* ITEMS
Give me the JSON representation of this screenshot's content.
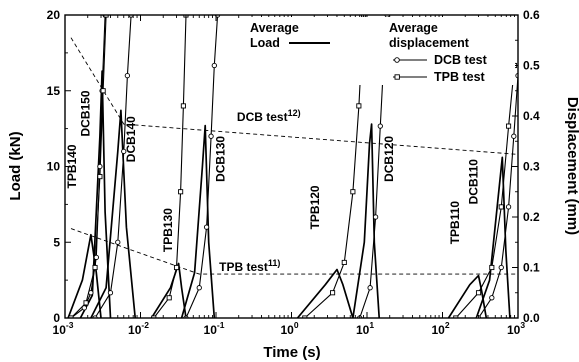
{
  "chart_data": {
    "type": "line",
    "xlabel": "Time (s)",
    "ylabel": "Load (kN)",
    "y2label": "Displacement (mm)",
    "xscale": "log",
    "xlim": [
      0.001,
      1000
    ],
    "ylim": [
      0,
      20
    ],
    "y2lim": [
      0,
      0.6
    ],
    "xticks": [
      {
        "value": 0.001,
        "base": "10",
        "exp": "-3"
      },
      {
        "value": 0.01,
        "base": "10",
        "exp": "-2"
      },
      {
        "value": 0.1,
        "base": "10",
        "exp": "-1"
      },
      {
        "value": 1,
        "base": "10",
        "exp": "0"
      },
      {
        "value": 10,
        "base": "10",
        "exp": "1"
      },
      {
        "value": 100,
        "base": "10",
        "exp": "2"
      },
      {
        "value": 1000,
        "base": "10",
        "exp": "3"
      }
    ],
    "yticks": [
      {
        "value": 0,
        "label": "0"
      },
      {
        "value": 5,
        "label": "5"
      },
      {
        "value": 10,
        "label": "10"
      },
      {
        "value": 15,
        "label": "15"
      },
      {
        "value": 20,
        "label": "20"
      }
    ],
    "y2ticks": [
      {
        "value": 0,
        "label": "0.0"
      },
      {
        "value": 0.1,
        "label": "0.1"
      },
      {
        "value": 0.2,
        "label": "0.2"
      },
      {
        "value": 0.3,
        "label": "0.3"
      },
      {
        "value": 0.4,
        "label": "0.4"
      },
      {
        "value": 0.5,
        "label": "0.5"
      },
      {
        "value": 0.6,
        "label": "0.6"
      }
    ],
    "legend": {
      "position": "top-right",
      "load_line1": "Average",
      "load_line2": "Load",
      "disp_line1": "Average",
      "disp_line2": "displacement",
      "dcb": "DCB test",
      "tpb": "TPB test"
    },
    "reference_lines": [
      {
        "name": "DCB test",
        "ref": "12)",
        "x": [
          0.0012,
          0.006,
          1000
        ],
        "y": [
          18.5,
          12.8,
          10.8
        ]
      },
      {
        "name": "TPB test",
        "ref": "11)",
        "x": [
          0.0012,
          0.06,
          1000
        ],
        "y": [
          5.9,
          2.9,
          2.9
        ]
      }
    ],
    "load_series": [
      {
        "name": "DCB150",
        "x": [
          0.0016,
          0.0023,
          0.0029,
          0.0031,
          0.0034,
          0.004
        ],
        "y": [
          0,
          1.5,
          12,
          16.3,
          7,
          0
        ]
      },
      {
        "name": "DCB140",
        "x": [
          0.0022,
          0.0035,
          0.005,
          0.0055,
          0.0065,
          0.0085
        ],
        "y": [
          0,
          2,
          11,
          13.7,
          6,
          0
        ]
      },
      {
        "name": "TPB140",
        "x": [
          0.0011,
          0.0017,
          0.0022,
          0.0026,
          0.003
        ],
        "y": [
          0,
          2.5,
          5.5,
          3,
          0
        ]
      },
      {
        "name": "TPB130",
        "x": [
          0.014,
          0.025,
          0.032,
          0.035,
          0.04
        ],
        "y": [
          0,
          2,
          3.6,
          2,
          0
        ]
      },
      {
        "name": "DCB130",
        "x": [
          0.035,
          0.052,
          0.066,
          0.072,
          0.08,
          0.095
        ],
        "y": [
          0,
          3,
          10,
          12.7,
          5,
          0
        ]
      },
      {
        "name": "TPB120",
        "x": [
          1.2,
          2.8,
          4,
          4.8,
          6.5
        ],
        "y": [
          0,
          2.2,
          3.2,
          2.2,
          0
        ]
      },
      {
        "name": "DCB120",
        "x": [
          6.5,
          9.2,
          10.8,
          11.5,
          12.5,
          14.5
        ],
        "y": [
          0,
          5,
          11.5,
          12.8,
          5,
          0
        ]
      },
      {
        "name": "TPB110",
        "x": [
          120,
          230,
          300,
          330,
          380
        ],
        "y": [
          0,
          2.2,
          2.8,
          1.8,
          0
        ]
      },
      {
        "name": "DCB110",
        "x": [
          280,
          420,
          560,
          620,
          690,
          780
        ],
        "y": [
          0,
          2.5,
          8.5,
          10.6,
          4.5,
          0
        ]
      }
    ],
    "displacement_series": [
      {
        "name": "DCB150",
        "test": "DCB",
        "x": [
          0.0012,
          0.0018,
          0.0022,
          0.0026,
          0.0029,
          0.0031,
          0.0034
        ],
        "y": [
          0,
          0.02,
          0.05,
          0.12,
          0.3,
          0.45,
          0.6
        ]
      },
      {
        "name": "TPB140",
        "test": "TPB",
        "x": [
          0.0012,
          0.0019,
          0.0025,
          0.0029,
          0.0032,
          0.0035
        ],
        "y": [
          0,
          0.03,
          0.1,
          0.28,
          0.45,
          0.6
        ]
      },
      {
        "name": "DCB140",
        "test": "DCB",
        "x": [
          0.0025,
          0.004,
          0.005,
          0.006,
          0.0067,
          0.0075
        ],
        "y": [
          0,
          0.05,
          0.15,
          0.33,
          0.48,
          0.6
        ]
      },
      {
        "name": "TPB130",
        "test": "TPB",
        "x": [
          0.015,
          0.024,
          0.03,
          0.034,
          0.037,
          0.04
        ],
        "y": [
          0,
          0.04,
          0.1,
          0.25,
          0.42,
          0.6
        ]
      },
      {
        "name": "DCB130",
        "test": "DCB",
        "x": [
          0.04,
          0.06,
          0.075,
          0.086,
          0.095,
          0.105
        ],
        "y": [
          0,
          0.06,
          0.18,
          0.36,
          0.5,
          0.6
        ]
      },
      {
        "name": "TPB120",
        "test": "TPB",
        "x": [
          1.5,
          3.5,
          5,
          6.5,
          7.8,
          9
        ],
        "y": [
          0,
          0.05,
          0.11,
          0.25,
          0.42,
          0.6
        ]
      },
      {
        "name": "DCB120",
        "test": "DCB",
        "x": [
          8,
          11,
          13,
          15,
          16.8,
          18.5
        ],
        "y": [
          0,
          0.06,
          0.2,
          0.38,
          0.52,
          0.6
        ]
      },
      {
        "name": "TPB110",
        "test": "TPB",
        "x": [
          150,
          300,
          450,
          600,
          750,
          900
        ],
        "y": [
          0,
          0.05,
          0.1,
          0.22,
          0.38,
          0.5
        ]
      },
      {
        "name": "DCB110",
        "test": "DCB",
        "x": [
          300,
          450,
          600,
          750,
          880,
          1000
        ],
        "y": [
          0,
          0.04,
          0.1,
          0.22,
          0.36,
          0.48
        ]
      }
    ],
    "annotations": [
      {
        "text": "DCB150",
        "x": 0.0021,
        "y": 13.5,
        "rotate": -90
      },
      {
        "text": "TPB140",
        "x": 0.0014,
        "y": 10.0,
        "rotate": -90
      },
      {
        "text": "DCB140",
        "x": 0.0085,
        "y": 11.8,
        "rotate": -90
      },
      {
        "text": "TPB130",
        "x": 0.026,
        "y": 5.8,
        "rotate": -90
      },
      {
        "text": "DCB130",
        "x": 0.13,
        "y": 10.5,
        "rotate": -90
      },
      {
        "text": "TPB120",
        "x": 2.3,
        "y": 7.3,
        "rotate": -90
      },
      {
        "text": "DCB120",
        "x": 22,
        "y": 10.5,
        "rotate": -90
      },
      {
        "text": "TPB110",
        "x": 165,
        "y": 6.3,
        "rotate": -90
      },
      {
        "text": "DCB110",
        "x": 290,
        "y": 9.0,
        "rotate": -90
      },
      {
        "text": "DCB test",
        "ref": "12)",
        "x": 0.5,
        "y": 13.0,
        "rotate": 0
      },
      {
        "text": "TPB test",
        "ref": "11)",
        "x": 0.28,
        "y": 3.1,
        "rotate": 0
      }
    ]
  }
}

* TASK DETAILS
List all lines from the entries that include the word "text".

* RESULT
        "text": "DCB150",
        "text": "TPB140",
        "text": "DCB140",
        "text": "TPB130",
        "text": "DCB130",
        "text": "TPB120",
        "text": "DCB120",
        "text": "TPB110",
        "text": "DCB110",
        "text": "DCB test",
        "text": "TPB test",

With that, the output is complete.